Records excerpted from a collection:
+ + + + + + +
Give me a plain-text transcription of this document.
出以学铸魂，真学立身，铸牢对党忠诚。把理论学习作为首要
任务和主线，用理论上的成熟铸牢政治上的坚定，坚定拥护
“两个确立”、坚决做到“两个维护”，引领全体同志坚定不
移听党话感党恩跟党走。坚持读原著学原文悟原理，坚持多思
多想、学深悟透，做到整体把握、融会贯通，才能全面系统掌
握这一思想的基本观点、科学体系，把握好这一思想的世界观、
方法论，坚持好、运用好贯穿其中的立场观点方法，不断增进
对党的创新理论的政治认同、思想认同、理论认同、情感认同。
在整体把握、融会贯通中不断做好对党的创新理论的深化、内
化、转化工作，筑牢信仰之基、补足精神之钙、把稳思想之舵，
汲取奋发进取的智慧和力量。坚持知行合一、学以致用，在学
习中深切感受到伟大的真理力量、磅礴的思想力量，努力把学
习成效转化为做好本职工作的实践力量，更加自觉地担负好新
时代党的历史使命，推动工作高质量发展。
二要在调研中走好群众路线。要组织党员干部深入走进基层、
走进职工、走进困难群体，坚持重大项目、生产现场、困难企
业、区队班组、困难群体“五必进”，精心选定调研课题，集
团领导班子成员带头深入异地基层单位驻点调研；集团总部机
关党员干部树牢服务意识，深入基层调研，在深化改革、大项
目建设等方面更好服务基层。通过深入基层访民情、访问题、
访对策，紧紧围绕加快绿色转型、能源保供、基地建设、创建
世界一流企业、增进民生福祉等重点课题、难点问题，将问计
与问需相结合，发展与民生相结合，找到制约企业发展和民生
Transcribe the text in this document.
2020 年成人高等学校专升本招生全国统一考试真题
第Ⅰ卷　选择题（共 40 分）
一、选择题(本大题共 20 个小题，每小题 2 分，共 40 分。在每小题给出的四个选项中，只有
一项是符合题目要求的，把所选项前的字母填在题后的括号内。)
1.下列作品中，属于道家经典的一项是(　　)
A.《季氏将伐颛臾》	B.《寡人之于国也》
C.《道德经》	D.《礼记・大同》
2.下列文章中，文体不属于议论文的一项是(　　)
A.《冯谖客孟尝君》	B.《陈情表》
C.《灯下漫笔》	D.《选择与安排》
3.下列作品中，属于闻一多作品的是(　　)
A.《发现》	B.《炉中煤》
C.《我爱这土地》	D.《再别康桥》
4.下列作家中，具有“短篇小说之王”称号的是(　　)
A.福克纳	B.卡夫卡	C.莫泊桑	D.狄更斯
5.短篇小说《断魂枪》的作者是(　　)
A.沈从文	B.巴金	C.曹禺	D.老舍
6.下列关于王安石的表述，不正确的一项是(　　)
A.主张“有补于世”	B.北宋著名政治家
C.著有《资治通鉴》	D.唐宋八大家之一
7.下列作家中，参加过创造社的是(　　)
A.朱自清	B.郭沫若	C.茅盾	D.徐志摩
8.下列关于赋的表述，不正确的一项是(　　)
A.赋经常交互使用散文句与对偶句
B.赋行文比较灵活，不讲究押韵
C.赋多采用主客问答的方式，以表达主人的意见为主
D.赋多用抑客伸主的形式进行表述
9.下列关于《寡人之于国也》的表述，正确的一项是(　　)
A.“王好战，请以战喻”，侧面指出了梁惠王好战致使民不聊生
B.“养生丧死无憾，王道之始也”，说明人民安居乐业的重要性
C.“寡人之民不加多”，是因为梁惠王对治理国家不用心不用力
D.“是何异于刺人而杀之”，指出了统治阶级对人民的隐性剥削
+ + + + + + +
WHAT TO WORK ON: In the entries above, how many lines hold the word "document"? State the number and nothing else.

TASK SOLUTION: 2